◆ **Условие задания**
Замените «chevron-down-icon» на «arrow-down-icon» во всех строках от начала материала до строки с «569, 722, 590]» включительно и приведите эти строки целиком, больше ничего не меняя.

[Фрагмент набора данных]
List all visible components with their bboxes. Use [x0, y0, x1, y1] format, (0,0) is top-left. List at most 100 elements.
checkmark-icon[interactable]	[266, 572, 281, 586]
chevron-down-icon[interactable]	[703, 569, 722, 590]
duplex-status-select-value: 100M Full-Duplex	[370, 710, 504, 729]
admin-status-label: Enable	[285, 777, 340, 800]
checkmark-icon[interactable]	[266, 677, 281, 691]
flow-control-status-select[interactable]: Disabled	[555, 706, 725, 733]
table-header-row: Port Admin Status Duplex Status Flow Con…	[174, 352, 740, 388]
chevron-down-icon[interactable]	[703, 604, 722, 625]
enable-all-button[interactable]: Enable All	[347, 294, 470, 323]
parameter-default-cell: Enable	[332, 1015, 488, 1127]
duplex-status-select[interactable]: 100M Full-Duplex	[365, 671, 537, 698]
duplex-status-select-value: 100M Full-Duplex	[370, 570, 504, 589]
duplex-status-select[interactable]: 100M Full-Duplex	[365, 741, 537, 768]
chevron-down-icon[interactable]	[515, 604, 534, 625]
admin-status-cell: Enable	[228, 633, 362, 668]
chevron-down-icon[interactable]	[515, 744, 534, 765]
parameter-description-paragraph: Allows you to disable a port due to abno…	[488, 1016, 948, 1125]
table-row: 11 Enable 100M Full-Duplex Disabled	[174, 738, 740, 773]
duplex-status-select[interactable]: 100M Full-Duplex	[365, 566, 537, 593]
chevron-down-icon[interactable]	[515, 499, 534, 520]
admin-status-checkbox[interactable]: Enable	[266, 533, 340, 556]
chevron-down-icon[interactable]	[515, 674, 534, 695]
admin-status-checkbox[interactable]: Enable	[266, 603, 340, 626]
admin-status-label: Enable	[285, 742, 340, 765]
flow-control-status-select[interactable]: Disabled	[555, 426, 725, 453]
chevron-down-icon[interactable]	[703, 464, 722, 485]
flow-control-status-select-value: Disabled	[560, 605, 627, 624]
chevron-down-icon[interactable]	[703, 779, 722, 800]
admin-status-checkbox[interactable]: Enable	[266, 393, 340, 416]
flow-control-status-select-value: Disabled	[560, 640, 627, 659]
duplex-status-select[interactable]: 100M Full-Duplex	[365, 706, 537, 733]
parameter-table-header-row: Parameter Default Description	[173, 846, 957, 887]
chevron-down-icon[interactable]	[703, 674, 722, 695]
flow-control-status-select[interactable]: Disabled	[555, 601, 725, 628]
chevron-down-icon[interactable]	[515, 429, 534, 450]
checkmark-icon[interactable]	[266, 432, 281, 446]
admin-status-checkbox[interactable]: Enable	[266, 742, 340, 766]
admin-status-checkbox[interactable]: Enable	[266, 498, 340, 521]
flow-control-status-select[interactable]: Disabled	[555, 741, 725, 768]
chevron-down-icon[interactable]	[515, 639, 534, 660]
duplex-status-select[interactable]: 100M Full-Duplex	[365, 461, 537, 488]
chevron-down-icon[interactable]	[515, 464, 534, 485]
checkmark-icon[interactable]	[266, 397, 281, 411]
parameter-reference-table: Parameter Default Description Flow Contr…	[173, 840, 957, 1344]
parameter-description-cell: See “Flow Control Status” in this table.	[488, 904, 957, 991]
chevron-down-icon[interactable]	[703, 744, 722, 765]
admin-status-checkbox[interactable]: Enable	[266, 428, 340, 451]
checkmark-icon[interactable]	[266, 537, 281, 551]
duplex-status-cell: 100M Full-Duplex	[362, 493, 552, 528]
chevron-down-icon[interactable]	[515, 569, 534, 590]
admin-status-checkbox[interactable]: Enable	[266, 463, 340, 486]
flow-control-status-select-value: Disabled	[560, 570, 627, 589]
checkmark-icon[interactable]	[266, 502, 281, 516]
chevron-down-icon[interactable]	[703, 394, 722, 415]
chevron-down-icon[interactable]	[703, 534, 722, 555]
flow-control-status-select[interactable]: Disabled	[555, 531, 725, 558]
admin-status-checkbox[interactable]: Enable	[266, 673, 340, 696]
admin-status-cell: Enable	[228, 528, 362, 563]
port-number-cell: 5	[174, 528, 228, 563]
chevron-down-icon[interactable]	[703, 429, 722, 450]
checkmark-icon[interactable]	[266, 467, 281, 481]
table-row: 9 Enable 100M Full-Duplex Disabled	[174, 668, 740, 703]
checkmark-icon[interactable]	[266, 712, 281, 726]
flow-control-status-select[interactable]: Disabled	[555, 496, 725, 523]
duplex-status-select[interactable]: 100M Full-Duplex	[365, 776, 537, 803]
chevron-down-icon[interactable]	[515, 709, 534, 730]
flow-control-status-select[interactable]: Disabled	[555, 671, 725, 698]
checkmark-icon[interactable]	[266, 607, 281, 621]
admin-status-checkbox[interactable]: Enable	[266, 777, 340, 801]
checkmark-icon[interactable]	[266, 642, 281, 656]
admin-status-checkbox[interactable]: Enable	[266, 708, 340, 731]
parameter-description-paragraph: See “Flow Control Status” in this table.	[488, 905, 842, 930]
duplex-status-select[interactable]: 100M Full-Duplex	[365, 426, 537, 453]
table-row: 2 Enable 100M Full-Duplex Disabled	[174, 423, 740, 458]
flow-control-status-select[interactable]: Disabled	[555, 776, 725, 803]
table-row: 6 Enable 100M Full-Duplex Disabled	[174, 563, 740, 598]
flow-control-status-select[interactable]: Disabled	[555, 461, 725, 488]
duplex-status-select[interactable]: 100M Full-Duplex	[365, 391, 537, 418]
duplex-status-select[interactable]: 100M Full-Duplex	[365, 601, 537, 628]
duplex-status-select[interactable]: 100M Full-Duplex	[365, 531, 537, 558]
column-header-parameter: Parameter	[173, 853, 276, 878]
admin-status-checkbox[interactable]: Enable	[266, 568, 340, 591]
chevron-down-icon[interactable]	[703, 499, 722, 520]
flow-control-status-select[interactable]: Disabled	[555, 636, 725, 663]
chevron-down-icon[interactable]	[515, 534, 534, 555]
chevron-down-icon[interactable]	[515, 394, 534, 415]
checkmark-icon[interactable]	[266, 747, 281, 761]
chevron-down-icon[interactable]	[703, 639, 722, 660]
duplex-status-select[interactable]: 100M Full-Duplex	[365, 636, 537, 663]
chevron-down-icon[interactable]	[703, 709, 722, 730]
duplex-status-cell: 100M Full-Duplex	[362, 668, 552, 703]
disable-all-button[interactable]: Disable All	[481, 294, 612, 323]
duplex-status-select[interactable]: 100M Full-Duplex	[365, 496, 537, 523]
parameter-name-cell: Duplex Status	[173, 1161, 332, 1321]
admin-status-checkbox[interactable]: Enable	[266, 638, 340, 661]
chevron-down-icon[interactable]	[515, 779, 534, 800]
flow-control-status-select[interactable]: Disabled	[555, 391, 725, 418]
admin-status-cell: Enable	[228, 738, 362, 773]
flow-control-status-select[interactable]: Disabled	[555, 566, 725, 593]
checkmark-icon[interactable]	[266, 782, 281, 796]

◆ **Итоговый ответ**
List all visible components with their bboxes. Use [x0, y0, x1, y1] format, (0,0) is top-left. List at most 100 elements.
checkmark-icon[interactable]	[266, 572, 281, 586]
arrow-down-icon[interactable]	[703, 569, 722, 590]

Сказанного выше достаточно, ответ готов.